> **DATASET**:
——————

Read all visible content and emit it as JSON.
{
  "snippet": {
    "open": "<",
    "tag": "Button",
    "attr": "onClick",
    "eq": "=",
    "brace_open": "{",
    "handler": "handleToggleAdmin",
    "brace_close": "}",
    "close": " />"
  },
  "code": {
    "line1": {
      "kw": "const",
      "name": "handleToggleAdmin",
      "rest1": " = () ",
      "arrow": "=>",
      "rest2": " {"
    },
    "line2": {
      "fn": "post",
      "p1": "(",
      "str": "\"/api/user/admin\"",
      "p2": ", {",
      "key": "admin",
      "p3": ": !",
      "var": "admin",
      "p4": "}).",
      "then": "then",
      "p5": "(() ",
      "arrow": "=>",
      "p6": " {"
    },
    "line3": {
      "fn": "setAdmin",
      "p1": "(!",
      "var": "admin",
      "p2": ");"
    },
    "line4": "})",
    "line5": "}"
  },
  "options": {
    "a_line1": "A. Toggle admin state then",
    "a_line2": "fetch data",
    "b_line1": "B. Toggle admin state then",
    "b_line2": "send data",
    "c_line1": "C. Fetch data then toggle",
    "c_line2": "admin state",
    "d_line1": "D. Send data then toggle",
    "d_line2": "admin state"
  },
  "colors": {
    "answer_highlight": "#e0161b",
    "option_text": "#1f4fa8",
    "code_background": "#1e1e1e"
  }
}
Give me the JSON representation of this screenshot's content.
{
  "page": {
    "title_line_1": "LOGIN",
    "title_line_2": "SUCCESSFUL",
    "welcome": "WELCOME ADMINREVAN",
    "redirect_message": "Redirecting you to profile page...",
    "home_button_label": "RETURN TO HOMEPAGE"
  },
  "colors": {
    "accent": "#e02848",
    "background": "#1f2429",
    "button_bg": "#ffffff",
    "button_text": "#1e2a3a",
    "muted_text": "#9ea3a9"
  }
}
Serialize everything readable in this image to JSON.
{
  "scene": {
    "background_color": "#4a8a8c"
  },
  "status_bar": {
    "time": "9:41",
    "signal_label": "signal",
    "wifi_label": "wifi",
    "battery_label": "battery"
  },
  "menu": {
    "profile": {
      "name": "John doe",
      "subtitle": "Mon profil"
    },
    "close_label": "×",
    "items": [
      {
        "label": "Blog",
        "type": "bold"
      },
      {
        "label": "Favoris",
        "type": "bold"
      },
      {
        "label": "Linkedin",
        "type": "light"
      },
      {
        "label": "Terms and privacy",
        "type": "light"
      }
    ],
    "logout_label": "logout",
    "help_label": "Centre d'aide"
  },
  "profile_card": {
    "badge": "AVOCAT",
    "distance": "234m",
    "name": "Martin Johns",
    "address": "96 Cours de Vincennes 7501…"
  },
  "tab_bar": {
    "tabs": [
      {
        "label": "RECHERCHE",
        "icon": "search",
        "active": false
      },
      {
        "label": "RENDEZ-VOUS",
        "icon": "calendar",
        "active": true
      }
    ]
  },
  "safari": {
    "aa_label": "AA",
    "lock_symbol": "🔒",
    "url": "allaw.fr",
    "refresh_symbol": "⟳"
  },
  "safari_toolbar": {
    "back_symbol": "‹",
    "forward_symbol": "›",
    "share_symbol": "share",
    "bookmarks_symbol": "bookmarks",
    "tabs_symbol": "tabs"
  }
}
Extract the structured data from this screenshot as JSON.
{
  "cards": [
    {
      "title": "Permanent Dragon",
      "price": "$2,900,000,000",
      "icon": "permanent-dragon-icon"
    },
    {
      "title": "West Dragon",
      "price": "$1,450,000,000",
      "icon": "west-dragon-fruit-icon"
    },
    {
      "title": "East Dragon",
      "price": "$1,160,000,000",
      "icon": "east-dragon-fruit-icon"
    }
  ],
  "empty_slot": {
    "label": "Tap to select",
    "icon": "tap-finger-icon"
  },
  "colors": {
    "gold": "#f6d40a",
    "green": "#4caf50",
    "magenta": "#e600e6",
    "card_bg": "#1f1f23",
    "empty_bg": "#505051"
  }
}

——————

> **EXERCISE DIRECTIONS**: The word "state" may occur in lines of the records. Report how many such lines there are, giving only the number.

> **WORKED ANSWER**: 4